*** ITEMS ***

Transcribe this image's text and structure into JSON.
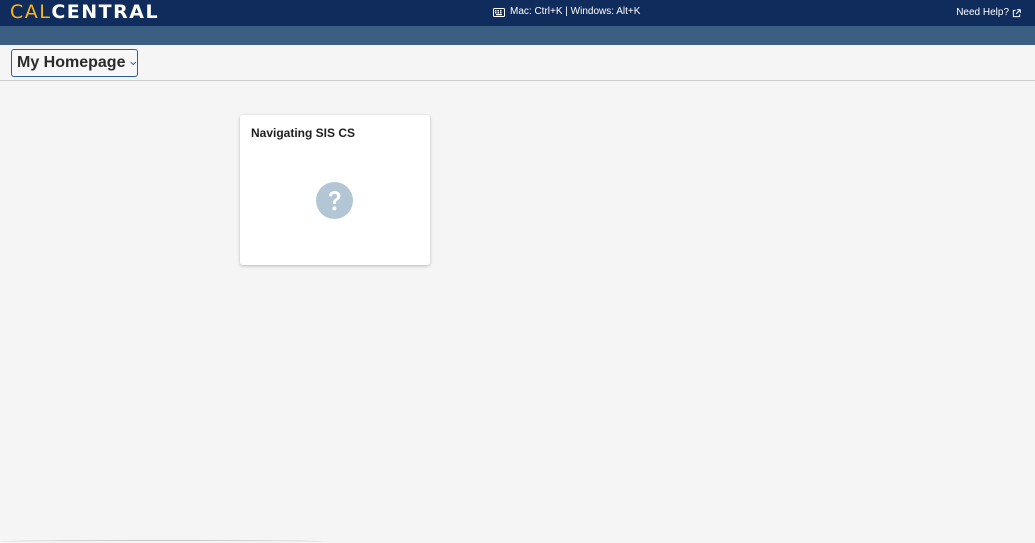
{
  "header": {
    "logo_cal": "CAL",
    "logo_central": "CENTRAL",
    "shortcut_text": "Mac: Ctrl+K | Windows: Alt+K",
    "help_label": "Need Help?",
    "keyboard_icon": "keyboard-icon",
    "external_icon": "external-link-icon"
  },
  "page": {
    "homepage_select": "My Homepage",
    "chevron_icon": "chevron-down-icon"
  },
  "tiles": [
    {
      "title": "Navigating SIS CS",
      "icon": "question-circle-icon"
    }
  ],
  "colors": {
    "topbar": "#0f2c5c",
    "subbar": "#3b5f82",
    "logo_accent": "#fdb515",
    "select_border": "#2a5cab",
    "tile_icon": "#b3c6d6",
    "background": "#f5f5f5"
  }
}
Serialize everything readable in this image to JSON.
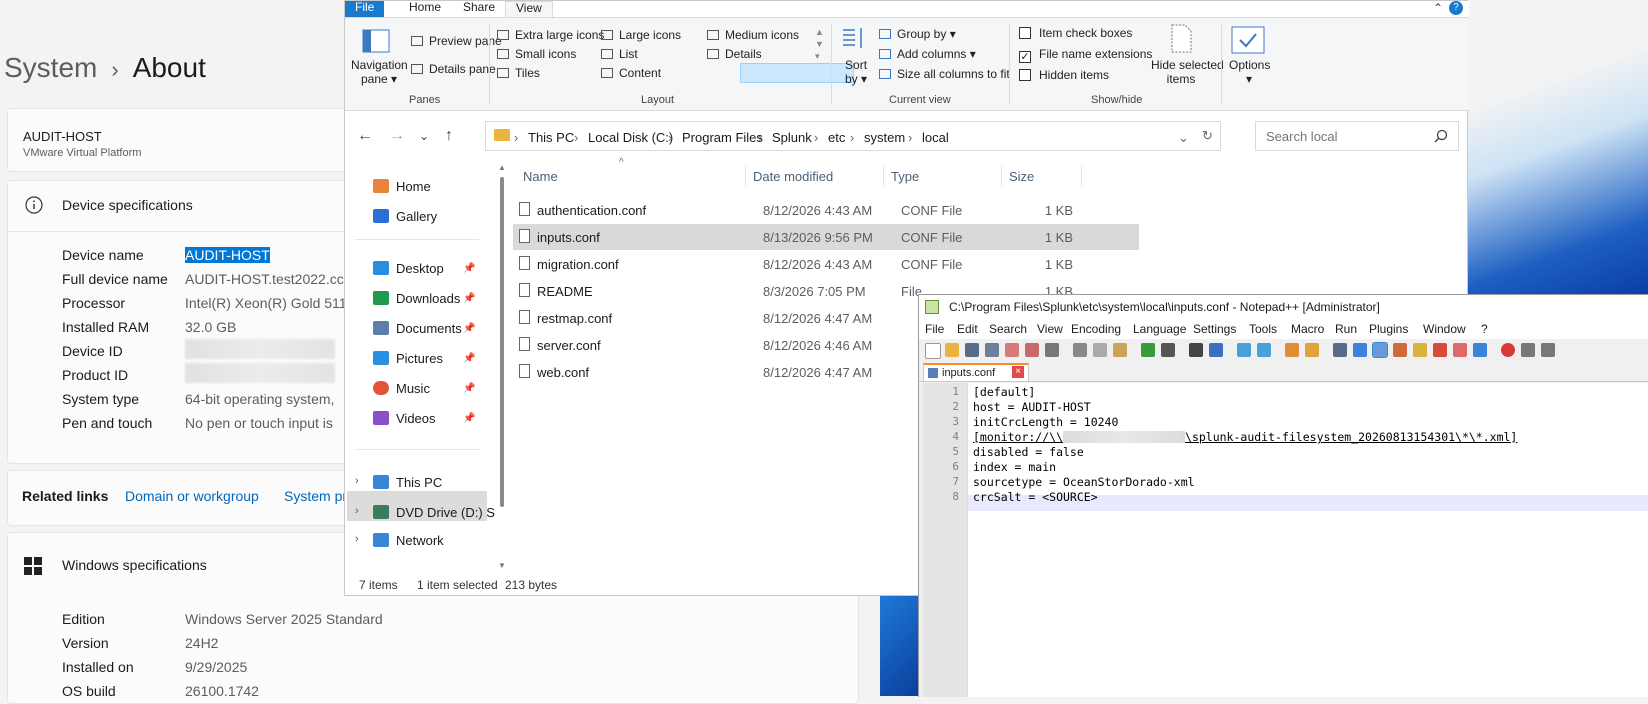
{
  "settings": {
    "crumb": "System",
    "page_title": "About",
    "host_name": "AUDIT-HOST",
    "host_model": "VMware Virtual Platform",
    "device_specs_title": "Device specifications",
    "specs": [
      {
        "key": "Device name",
        "value": "AUDIT-HOST"
      },
      {
        "key": "Full device name",
        "value": "AUDIT-HOST.test2022.cc"
      },
      {
        "key": "Processor",
        "value": "Intel(R) Xeon(R) Gold 511"
      },
      {
        "key": "Installed RAM",
        "value": "32.0 GB"
      },
      {
        "key": "Device ID",
        "value": ""
      },
      {
        "key": "Product ID",
        "value": ""
      },
      {
        "key": "System type",
        "value": "64-bit operating system,"
      },
      {
        "key": "Pen and touch",
        "value": "No pen or touch input is"
      }
    ],
    "related_label": "Related links",
    "related_links": [
      "Domain or workgroup",
      "System pr"
    ],
    "windows_specs_title": "Windows specifications",
    "win_specs": [
      {
        "key": "Edition",
        "value": "Windows Server 2025 Standard"
      },
      {
        "key": "Version",
        "value": "24H2"
      },
      {
        "key": "Installed on",
        "value": "9/29/2025"
      },
      {
        "key": "OS build",
        "value": "26100.1742"
      }
    ]
  },
  "explorer": {
    "tabs": [
      "File",
      "Home",
      "Share",
      "View"
    ],
    "active_tab": "View",
    "ribbon": {
      "panes": {
        "navigation_pane": "Navigation",
        "navigation_pane2": "pane",
        "preview_pane": "Preview pane",
        "details_pane": "Details pane",
        "group": "Panes"
      },
      "layout": {
        "items": [
          "Extra large icons",
          "Large icons",
          "Medium icons",
          "Small icons",
          "List",
          "Details",
          "Tiles",
          "Content"
        ],
        "selected": "Details",
        "group": "Layout"
      },
      "current_view": {
        "sort": "Sort",
        "sort2": "by",
        "group_by": "Group by",
        "add_columns": "Add columns",
        "size_columns": "Size all columns to fit",
        "group": "Current view"
      },
      "show_hide": {
        "item_check_boxes": "Item check boxes",
        "file_name_extensions": "File name extensions",
        "hidden_items": "Hidden items",
        "hide_selected": "Hide selected",
        "hide_selected2": "items",
        "group": "Show/hide",
        "checked": {
          "item_check_boxes": false,
          "file_name_extensions": true,
          "hidden_items": false
        }
      },
      "options": "Options"
    },
    "breadcrumb": [
      "This PC",
      "Local Disk (C:)",
      "Program Files",
      "Splunk",
      "etc",
      "system",
      "local"
    ],
    "search_placeholder": "Search local",
    "nav": [
      {
        "label": "Home",
        "color": "#e8833a"
      },
      {
        "label": "Gallery",
        "color": "#2a6fd6"
      },
      {
        "label": "Desktop",
        "color": "#2b8de0",
        "pin": true
      },
      {
        "label": "Downloads",
        "color": "#1f9a4f",
        "pin": true
      },
      {
        "label": "Documents",
        "color": "#5b7fa8",
        "pin": true
      },
      {
        "label": "Pictures",
        "color": "#2a8fdf",
        "pin": true
      },
      {
        "label": "Music",
        "color": "#e0553a",
        "pin": true
      },
      {
        "label": "Videos",
        "color": "#8a4fc9",
        "pin": true
      },
      {
        "label": "This PC",
        "color": "#3a84d8"
      },
      {
        "label": "DVD Drive (D:) S",
        "color": "#3a7d5c"
      },
      {
        "label": "Network",
        "color": "#3a84d8"
      }
    ],
    "columns": [
      "Name",
      "Date modified",
      "Type",
      "Size"
    ],
    "files": [
      {
        "name": "authentication.conf",
        "date": "8/12/2026 4:43 AM",
        "type": "CONF File",
        "size": "1 KB"
      },
      {
        "name": "inputs.conf",
        "date": "8/13/2026 9:56 PM",
        "type": "CONF File",
        "size": "1 KB"
      },
      {
        "name": "migration.conf",
        "date": "8/12/2026 4:43 AM",
        "type": "CONF File",
        "size": "1 KB"
      },
      {
        "name": "README",
        "date": "8/3/2026 7:05 PM",
        "type": "File",
        "size": "1 KB"
      },
      {
        "name": "restmap.conf",
        "date": "8/12/2026 4:47 AM",
        "type": "",
        "size": ""
      },
      {
        "name": "server.conf",
        "date": "8/12/2026 4:46 AM",
        "type": "",
        "size": ""
      },
      {
        "name": "web.conf",
        "date": "8/12/2026 4:47 AM",
        "type": "",
        "size": ""
      }
    ],
    "selected_file": "inputs.conf",
    "status": {
      "count": "7 items",
      "selection": "1 item selected",
      "bytes": "213 bytes"
    }
  },
  "notepad": {
    "title": "C:\\Program Files\\Splunk\\etc\\system\\local\\inputs.conf - Notepad++ [Administrator]",
    "menu": [
      "File",
      "Edit",
      "Search",
      "View",
      "Encoding",
      "Language",
      "Settings",
      "Tools",
      "Macro",
      "Run",
      "Plugins",
      "Window",
      "?"
    ],
    "tab": "inputs.conf",
    "lines": [
      "[default]",
      "host = AUDIT-HOST",
      "initCrcLength = 10240",
      "[monitor://\\\\",
      "disabled = false",
      "index = main",
      "sourcetype = OceanStorDorado-xml",
      "crcSalt = <SOURCE>"
    ],
    "line4_tail": "\\splunk-audit-filesystem_20260813154301\\*\\*.xml]",
    "line_numbers": [
      "1",
      "2",
      "3",
      "4",
      "5",
      "6",
      "7",
      "8"
    ]
  }
}
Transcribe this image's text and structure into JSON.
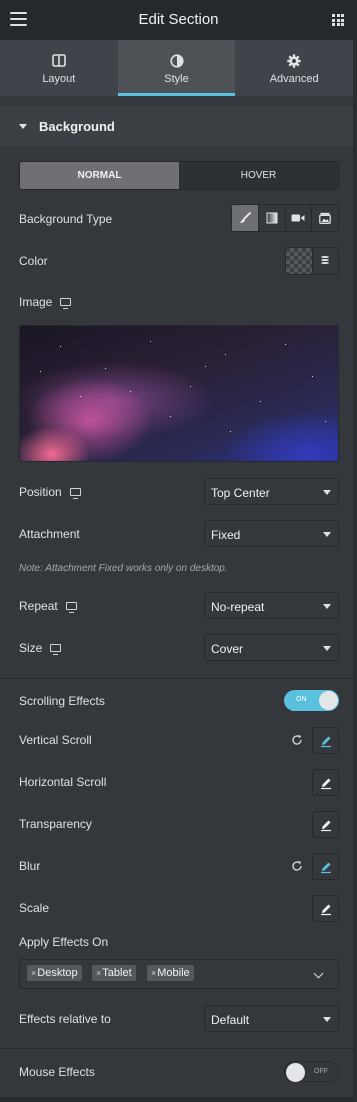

***

§ **WHAT YOU ARE ASKED TO DO**
Wherever the string "icons" appears in the entries above, list that line.

§ **SOLVED EXERCISE**
          "Extra large icons",
          "Large icons",
          "Medium icons",
          "Small icons",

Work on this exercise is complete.